Copy every entry word for word. Skip the pictures.
◇ ◇ ◇ ◇
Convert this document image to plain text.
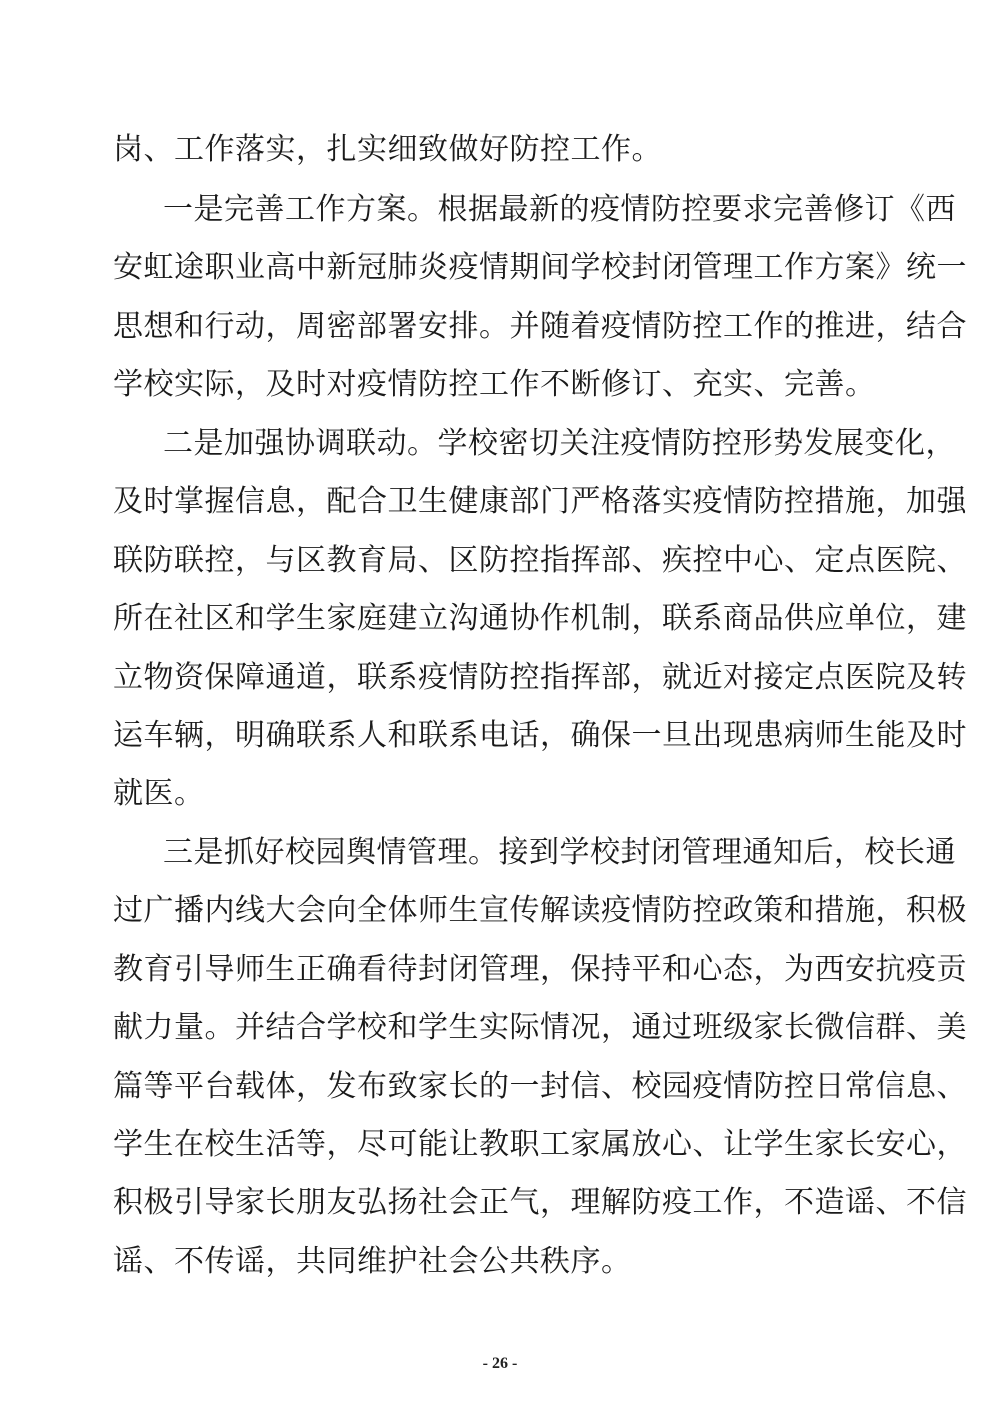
岗、工作落实，扎实细致做好防控工作。
一是完善工作方案。根据最新的疫情防控要求完善修订《西
安虹途职业高中新冠肺炎疫情期间学校封闭管理工作方案》统一
思想和行动，周密部署安排。并随着疫情防控工作的推进，结合
学校实际，及时对疫情防控工作不断修订、充实、完善。
二是加强协调联动。学校密切关注疫情防控形势发展变化，
及时掌握信息，配合卫生健康部门严格落实疫情防控措施，加强
联防联控，与区教育局、区防控指挥部、疾控中心、定点医院、
所在社区和学生家庭建立沟通协作机制，联系商品供应单位，建
立物资保障通道，联系疫情防控指挥部，就近对接定点医院及转
运车辆，明确联系人和联系电话，确保一旦出现患病师生能及时
就医。
三是抓好校园舆情管理。接到学校封闭管理通知后，校长通
过广播内线大会向全体师生宣传解读疫情防控政策和措施，积极
教育引导师生正确看待封闭管理，保持平和心态，为西安抗疫贡
献力量。并结合学校和学生实际情况，通过班级家长微信群、美
篇等平台载体，发布致家长的一封信、校园疫情防控日常信息、
学生在校生活等，尽可能让教职工家属放心、让学生家长安心，
积极引导家长朋友弘扬社会正气，理解防疫工作，不造谣、不信
谣、不传谣，共同维护社会公共秩序。
- 26 -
◇ ◇ ◇ ◇
# [Correct output]
Convert this document image to plain text.
岗、工作落实，扎实细致做好防控工作。
一是完善工作方案。根据最新的疫情防控要求完善修订《西
安虹途职业高中新冠肺炎疫情期间学校封闭管理工作方案》统一
思想和行动，周密部署安排。并随着疫情防控工作的推进，结合
学校实际，及时对疫情防控工作不断修订、充实、完善。
二是加强协调联动。学校密切关注疫情防控形势发展变化，
及时掌握信息，配合卫生健康部门严格落实疫情防控措施，加强
联防联控，与区教育局、区防控指挥部、疾控中心、定点医院、
所在社区和学生家庭建立沟通协作机制，联系商品供应单位，建
立物资保障通道，联系疫情防控指挥部，就近对接定点医院及转
运车辆，明确联系人和联系电话，确保一旦出现患病师生能及时
就医。
三是抓好校园舆情管理。接到学校封闭管理通知后，校长通
过广播内线大会向全体师生宣传解读疫情防控政策和措施，积极
教育引导师生正确看待封闭管理，保持平和心态，为西安抗疫贡
献力量。并结合学校和学生实际情况，通过班级家长微信群、美
篇等平台载体，发布致家长的一封信、校园疫情防控日常信息、
学生在校生活等，尽可能让教职工家属放心、让学生家长安心，
积极引导家长朋友弘扬社会正气，理解防疫工作，不造谣、不信
谣、不传谣，共同维护社会公共秩序。
- 26 -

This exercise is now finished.